GOAL:
Copy each record exactly as it reads, leaving out any pictures it holds.

ENTRIES SHOWN:
* * * * * * *

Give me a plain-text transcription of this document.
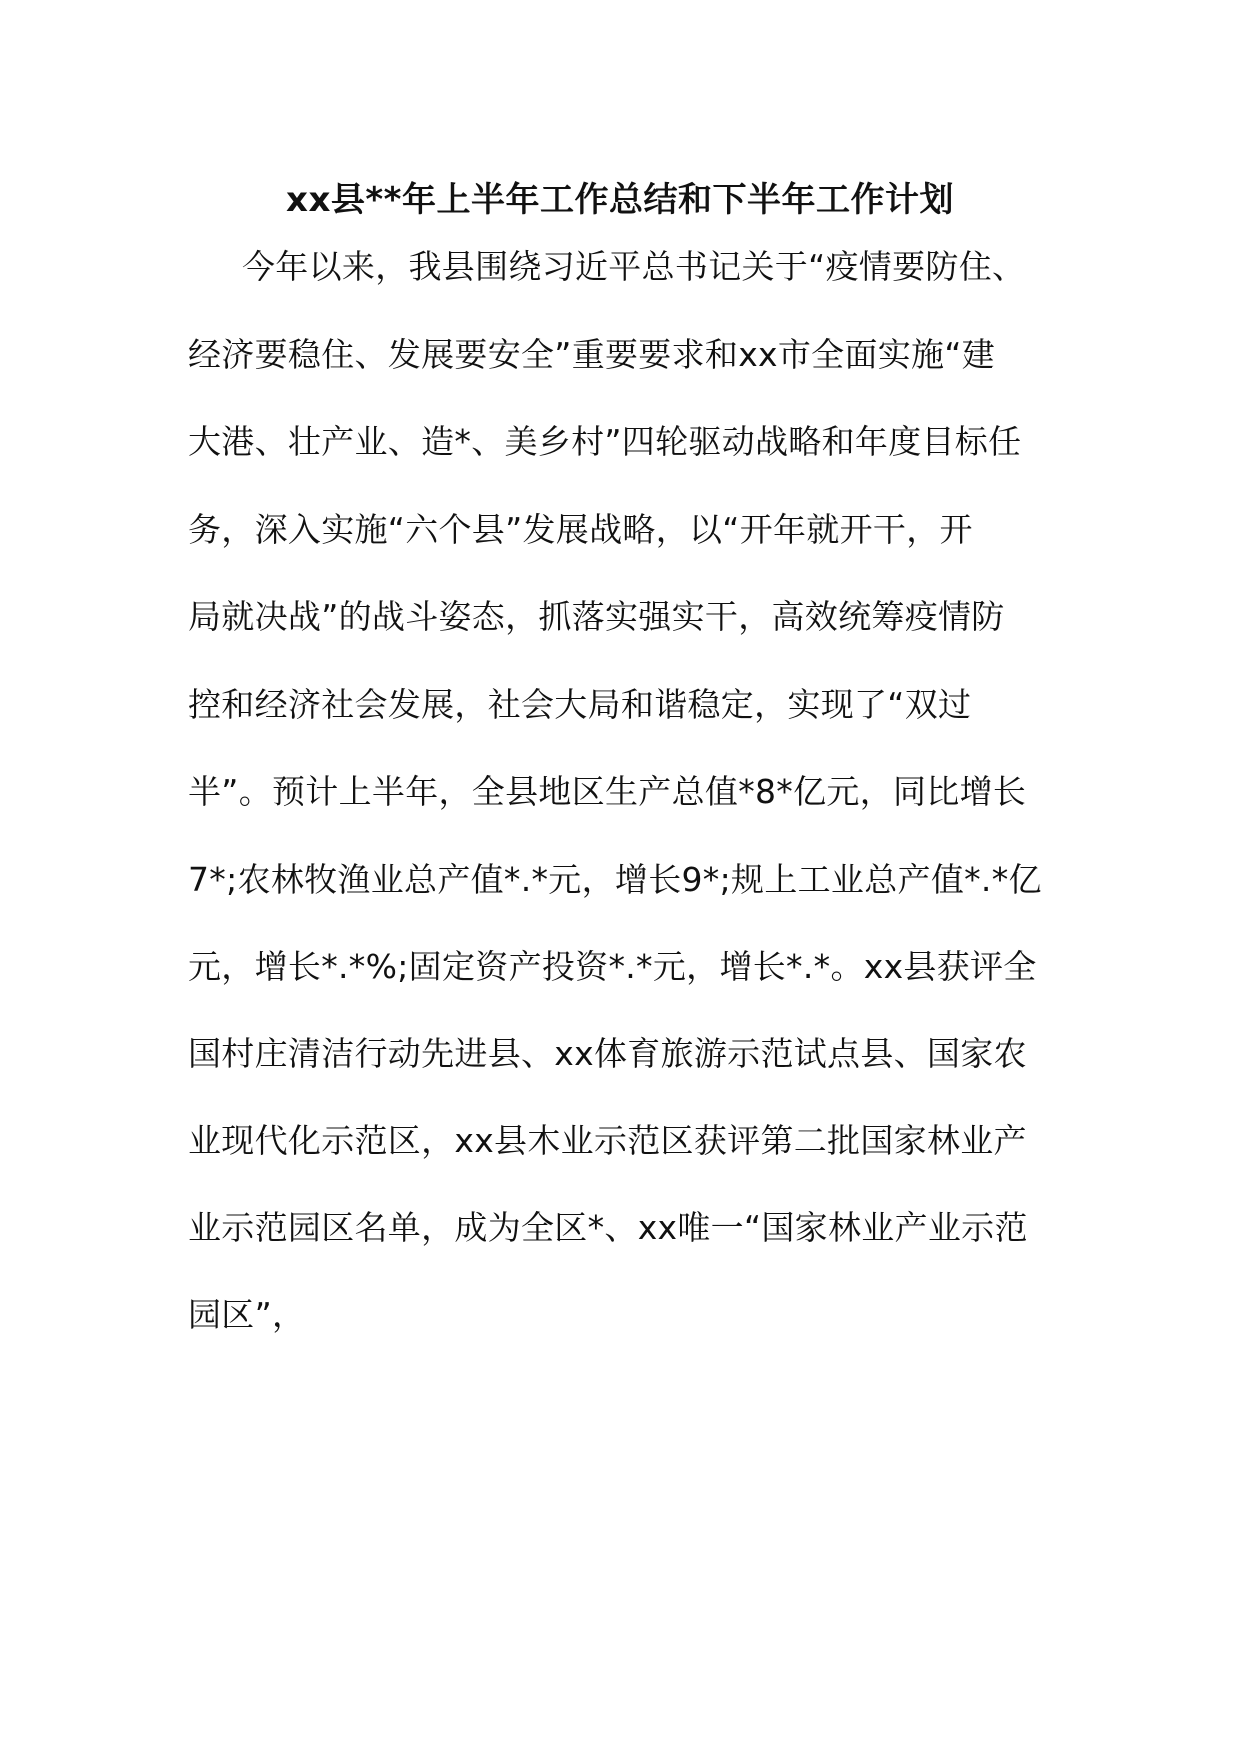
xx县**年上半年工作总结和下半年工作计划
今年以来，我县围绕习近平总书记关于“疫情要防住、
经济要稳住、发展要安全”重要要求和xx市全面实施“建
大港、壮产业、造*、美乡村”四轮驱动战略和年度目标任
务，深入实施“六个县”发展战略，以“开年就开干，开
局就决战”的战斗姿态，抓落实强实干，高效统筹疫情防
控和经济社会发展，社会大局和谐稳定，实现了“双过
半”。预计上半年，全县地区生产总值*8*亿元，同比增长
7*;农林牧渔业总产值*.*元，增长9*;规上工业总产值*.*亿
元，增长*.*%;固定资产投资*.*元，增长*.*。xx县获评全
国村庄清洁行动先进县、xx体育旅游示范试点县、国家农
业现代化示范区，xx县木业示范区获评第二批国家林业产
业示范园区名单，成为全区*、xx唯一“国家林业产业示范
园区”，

* * * * * * *

TASK RESPONSE:
Give me a plain-text transcription of this document.
xx县**年上半年工作总结和下半年工作计划
今年以来，我县围绕习近平总书记关于“疫情要防住、
经济要稳住、发展要安全”重要要求和xx市全面实施“建
大港、壮产业、造*、美乡村”四轮驱动战略和年度目标任
务，深入实施“六个县”发展战略，以“开年就开干，开
局就决战”的战斗姿态，抓落实强实干，高效统筹疫情防
控和经济社会发展，社会大局和谐稳定，实现了“双过
半”。预计上半年，全县地区生产总值*8*亿元，同比增长
7*;农林牧渔业总产值*.*元，增长9*;规上工业总产值*.*亿
元，增长*.*%;固定资产投资*.*元，增长*.*。xx县获评全
国村庄清洁行动先进县、xx体育旅游示范试点县、国家农
业现代化示范区，xx县木业示范区获评第二批国家林业产
业示范园区名单，成为全区*、xx唯一“国家林业产业示范
园区”，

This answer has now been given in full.